§ AIM:
Set the following entries down again exactly, line by line.

§ DATASET RECORDS:
□ □ □
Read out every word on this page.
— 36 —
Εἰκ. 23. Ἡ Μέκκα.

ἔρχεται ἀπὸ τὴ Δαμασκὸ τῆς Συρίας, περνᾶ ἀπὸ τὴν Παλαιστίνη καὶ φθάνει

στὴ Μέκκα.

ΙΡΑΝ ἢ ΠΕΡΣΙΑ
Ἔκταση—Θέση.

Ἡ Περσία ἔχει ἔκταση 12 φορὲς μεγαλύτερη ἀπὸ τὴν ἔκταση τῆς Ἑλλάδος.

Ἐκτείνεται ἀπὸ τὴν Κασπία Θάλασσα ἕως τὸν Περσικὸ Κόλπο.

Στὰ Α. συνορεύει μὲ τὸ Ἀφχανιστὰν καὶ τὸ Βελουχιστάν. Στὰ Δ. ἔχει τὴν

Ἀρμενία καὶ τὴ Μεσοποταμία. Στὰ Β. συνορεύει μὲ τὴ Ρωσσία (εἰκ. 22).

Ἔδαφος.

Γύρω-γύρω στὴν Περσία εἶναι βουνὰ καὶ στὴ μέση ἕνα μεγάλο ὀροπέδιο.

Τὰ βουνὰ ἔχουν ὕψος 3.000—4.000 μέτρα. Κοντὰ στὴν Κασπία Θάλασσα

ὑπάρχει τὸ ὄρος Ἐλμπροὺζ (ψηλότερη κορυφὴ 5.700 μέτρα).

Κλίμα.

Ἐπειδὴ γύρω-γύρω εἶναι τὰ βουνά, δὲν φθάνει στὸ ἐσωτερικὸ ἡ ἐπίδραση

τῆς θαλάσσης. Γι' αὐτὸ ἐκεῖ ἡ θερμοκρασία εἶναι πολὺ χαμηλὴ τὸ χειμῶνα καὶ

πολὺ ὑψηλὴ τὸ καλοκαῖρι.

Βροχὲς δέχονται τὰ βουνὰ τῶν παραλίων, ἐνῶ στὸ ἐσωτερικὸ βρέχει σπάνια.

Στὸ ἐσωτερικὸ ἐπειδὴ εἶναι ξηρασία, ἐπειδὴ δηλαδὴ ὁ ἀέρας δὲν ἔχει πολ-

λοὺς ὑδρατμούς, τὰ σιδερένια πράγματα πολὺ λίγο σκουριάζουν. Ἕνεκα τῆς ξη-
□ □ □
§ ANSWER TO THIS EXERCISE:
Read out every word on this page.
— 36 —
Εἰκ. 23. Ἡ Μέκκα.

ἔρχεται ἀπὸ τὴ Δαμασκὸ τῆς Συρίας, περνᾶ ἀπὸ τὴν Παλαιστίνη καὶ φθάνει

στὴ Μέκκα.

ΙΡΑΝ ἢ ΠΕΡΣΙΑ
Ἔκταση—Θέση.

Ἡ Περσία ἔχει ἔκταση 12 φορὲς μεγαλύτερη ἀπὸ τὴν ἔκταση τῆς Ἑλλάδος.

Ἐκτείνεται ἀπὸ τὴν Κασπία Θάλασσα ἕως τὸν Περσικὸ Κόλπο.

Στὰ Α. συνορεύει μὲ τὸ Ἀφχανιστὰν καὶ τὸ Βελουχιστάν. Στὰ Δ. ἔχει τὴν

Ἀρμενία καὶ τὴ Μεσοποταμία. Στὰ Β. συνορεύει μὲ τὴ Ρωσσία (εἰκ. 22).

Ἔδαφος.

Γύρω-γύρω στὴν Περσία εἶναι βουνὰ καὶ στὴ μέση ἕνα μεγάλο ὀροπέδιο.

Τὰ βουνὰ ἔχουν ὕψος 3.000—4.000 μέτρα. Κοντὰ στὴν Κασπία Θάλασσα

ὑπάρχει τὸ ὄρος Ἐλμπροὺζ (ψηλότερη κορυφὴ 5.700 μέτρα).

Κλίμα.

Ἐπειδὴ γύρω-γύρω εἶναι τὰ βουνά, δὲν φθάνει στὸ ἐσωτερικὸ ἡ ἐπίδραση

τῆς θαλάσσης. Γι' αὐτὸ ἐκεῖ ἡ θερμοκρασία εἶναι πολὺ χαμηλὴ τὸ χειμῶνα καὶ

πολὺ ὑψηλὴ τὸ καλοκαῖρι.

Βροχὲς δέχονται τὰ βουνὰ τῶν παραλίων, ἐνῶ στὸ ἐσωτερικὸ βρέχει σπάνια.

Στὸ ἐσωτερικὸ ἐπειδὴ εἶναι ξηρασία, ἐπειδὴ δηλαδὴ ὁ ἀέρας δὲν ἔχει πολ-

λοὺς ὑδρατμούς, τὰ σιδερένια πράγματα πολὺ λίγο σκουριάζουν. Ἕνεκα τῆς ξη-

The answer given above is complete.